#### What needs to be done
Write the data out again exactly, with no pictures.

--- START ---

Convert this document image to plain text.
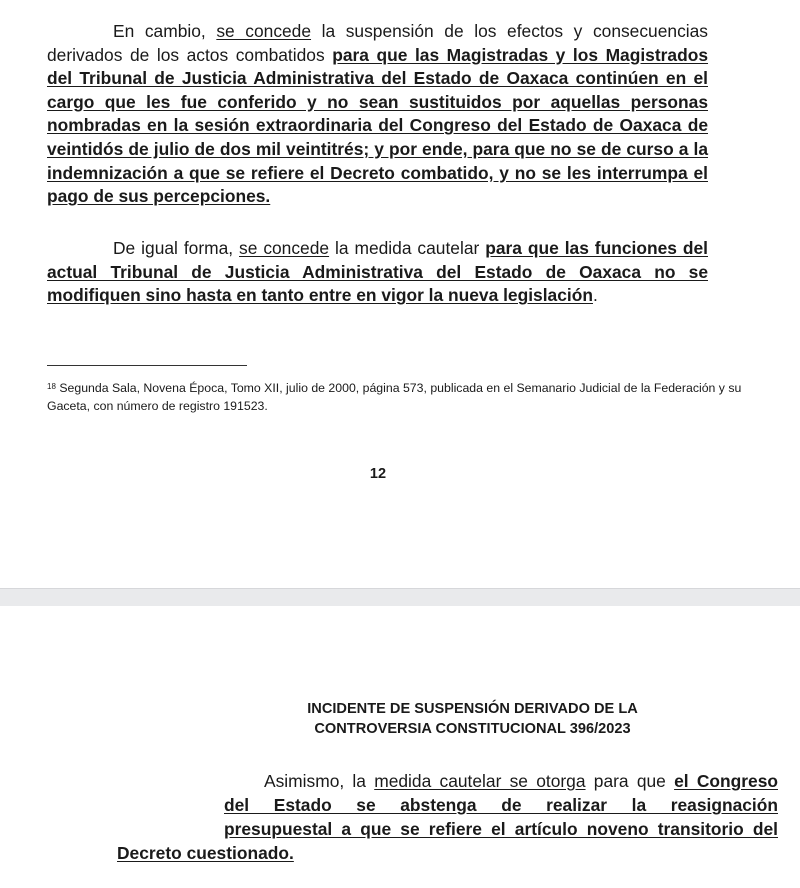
En cambio, se concede la suspensión de los efectos y consecuencias derivados de los actos combatidos para que las Magistradas y los Magistrados del Tribunal de Justicia Administrativa del Estado de Oaxaca continúen en el cargo que les fue conferido y no sean sustituidos por aquellas personas nombradas en la sesión extraordinaria del Congreso del Estado de Oaxaca de veintidós de julio de dos mil veintitrés; y por ende, para que no se de curso a la indemnización a que se refiere el Decreto combatido, y no se les interrumpa el pago de sus percepciones.

De igual forma, se concede la medida cautelar para que las funciones del actual Tribunal de Justicia Administrativa del Estado de Oaxaca no se modifiquen sino hasta en tanto entre en vigor la nueva legislación.

$^{18}$ Segunda Sala, Novena Época, Tomo XII, julio de 2000, página 573, publicada en el Semanario Judicial de la Federación y su Gaceta, con número de registro 191523.

12

INCIDENTE DE SUSPENSIÓN DERIVADO DE LA
CONTROVERSIA CONSTITUCIONAL 396/2023

Asimismo, la medida cautelar se otorga para que el Congreso
del Estado se abstenga de realizar la reasignación
presupuestal a que se refiere el artículo noveno transitorio del
Decreto cuestionado.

--- END ---

#### Output for this exercise
Convert this document image to plain text.
En cambio, se concede la suspensión de los efectos y consecuencias derivados de los actos combatidos para que las Magistradas y los Magistrados del Tribunal de Justicia Administrativa del Estado de Oaxaca continúen en el cargo que les fue conferido y no sean sustituidos por aquellas personas nombradas en la sesión extraordinaria del Congreso del Estado de Oaxaca de veintidós de julio de dos mil veintitrés; y por ende, para que no se de curso a la indemnización a que se refiere el Decreto combatido, y no se les interrumpa el pago de sus percepciones.

De igual forma, se concede la medida cautelar para que las funciones del actual Tribunal de Justicia Administrativa del Estado de Oaxaca no se modifiquen sino hasta en tanto entre en vigor la nueva legislación.

$^{18}$ Segunda Sala, Novena Época, Tomo XII, julio de 2000, página 573, publicada en el Semanario Judicial de la Federación y su Gaceta, con número de registro 191523.

12

INCIDENTE DE SUSPENSIÓN DERIVADO DE LA
CONTROVERSIA CONSTITUCIONAL 396/2023

Asimismo, la medida cautelar se otorga para que el Congreso
del Estado se abstenga de realizar la reasignación
presupuestal a que se refiere el artículo noveno transitorio del
Decreto cuestionado.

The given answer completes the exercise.